* What you have to do
Whatever the lines below say, output them exactly.
(Records supplied)
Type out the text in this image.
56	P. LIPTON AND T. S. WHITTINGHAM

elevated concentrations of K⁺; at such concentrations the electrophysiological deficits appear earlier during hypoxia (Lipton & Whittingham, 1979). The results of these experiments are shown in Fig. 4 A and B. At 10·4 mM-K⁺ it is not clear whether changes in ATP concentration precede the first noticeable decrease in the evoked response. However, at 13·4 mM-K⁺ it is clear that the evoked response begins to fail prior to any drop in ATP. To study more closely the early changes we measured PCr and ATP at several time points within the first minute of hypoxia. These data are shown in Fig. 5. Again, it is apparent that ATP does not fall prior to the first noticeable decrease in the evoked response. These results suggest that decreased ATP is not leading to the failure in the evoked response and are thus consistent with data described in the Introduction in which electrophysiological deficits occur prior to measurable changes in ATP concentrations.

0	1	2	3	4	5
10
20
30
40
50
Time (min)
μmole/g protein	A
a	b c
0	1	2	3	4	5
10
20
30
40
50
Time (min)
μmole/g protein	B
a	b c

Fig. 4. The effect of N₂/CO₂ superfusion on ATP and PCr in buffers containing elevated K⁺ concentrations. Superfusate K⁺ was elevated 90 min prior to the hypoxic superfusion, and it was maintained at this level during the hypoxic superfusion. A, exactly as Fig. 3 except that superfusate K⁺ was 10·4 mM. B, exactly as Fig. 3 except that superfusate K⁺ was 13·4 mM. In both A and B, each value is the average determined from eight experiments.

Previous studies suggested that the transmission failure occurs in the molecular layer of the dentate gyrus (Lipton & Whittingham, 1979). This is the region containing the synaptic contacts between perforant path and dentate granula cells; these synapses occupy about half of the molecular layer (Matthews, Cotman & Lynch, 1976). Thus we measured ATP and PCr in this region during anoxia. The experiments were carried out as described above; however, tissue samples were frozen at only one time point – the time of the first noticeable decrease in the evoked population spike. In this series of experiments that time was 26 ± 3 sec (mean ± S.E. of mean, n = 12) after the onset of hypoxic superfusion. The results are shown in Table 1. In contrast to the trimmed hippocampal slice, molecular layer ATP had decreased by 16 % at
(End Records supplied)
* Solution
Type out the text in this image.
56	P. LIPTON AND T. S. WHITTINGHAM

elevated concentrations of K⁺; at such concentrations the electrophysiological deficits appear earlier during hypoxia (Lipton & Whittingham, 1979). The results of these experiments are shown in Fig. 4 A and B. At 10·4 mM-K⁺ it is not clear whether changes in ATP concentration precede the first noticeable decrease in the evoked response. However, at 13·4 mM-K⁺ it is clear that the evoked response begins to fail prior to any drop in ATP. To study more closely the early changes we measured PCr and ATP at several time points within the first minute of hypoxia. These data are shown in Fig. 5. Again, it is apparent that ATP does not fall prior to the first noticeable decrease in the evoked response. These results suggest that decreased ATP is not leading to the failure in the evoked response and are thus consistent with data described in the Introduction in which electrophysiological deficits occur prior to measurable changes in ATP concentrations.

0	1	2	3	4	5
10
20
30
40
50
Time (min)
μmole/g protein	A
a	b c
0	1	2	3	4	5
10
20
30
40
50
Time (min)
μmole/g protein	B
a	b c

Fig. 4. The effect of N₂/CO₂ superfusion on ATP and PCr in buffers containing elevated K⁺ concentrations. Superfusate K⁺ was elevated 90 min prior to the hypoxic superfusion, and it was maintained at this level during the hypoxic superfusion. A, exactly as Fig. 3 except that superfusate K⁺ was 10·4 mM. B, exactly as Fig. 3 except that superfusate K⁺ was 13·4 mM. In both A and B, each value is the average determined from eight experiments.

Previous studies suggested that the transmission failure occurs in the molecular layer of the dentate gyrus (Lipton & Whittingham, 1979). This is the region containing the synaptic contacts between perforant path and dentate granula cells; these synapses occupy about half of the molecular layer (Matthews, Cotman & Lynch, 1976). Thus we measured ATP and PCr in this region during anoxia. The experiments were carried out as described above; however, tissue samples were frozen at only one time point – the time of the first noticeable decrease in the evoked population spike. In this series of experiments that time was 26 ± 3 sec (mean ± S.E. of mean, n = 12) after the onset of hypoxic superfusion. The results are shown in Table 1. In contrast to the trimmed hippocampal slice, molecular layer ATP had decreased by 16 % at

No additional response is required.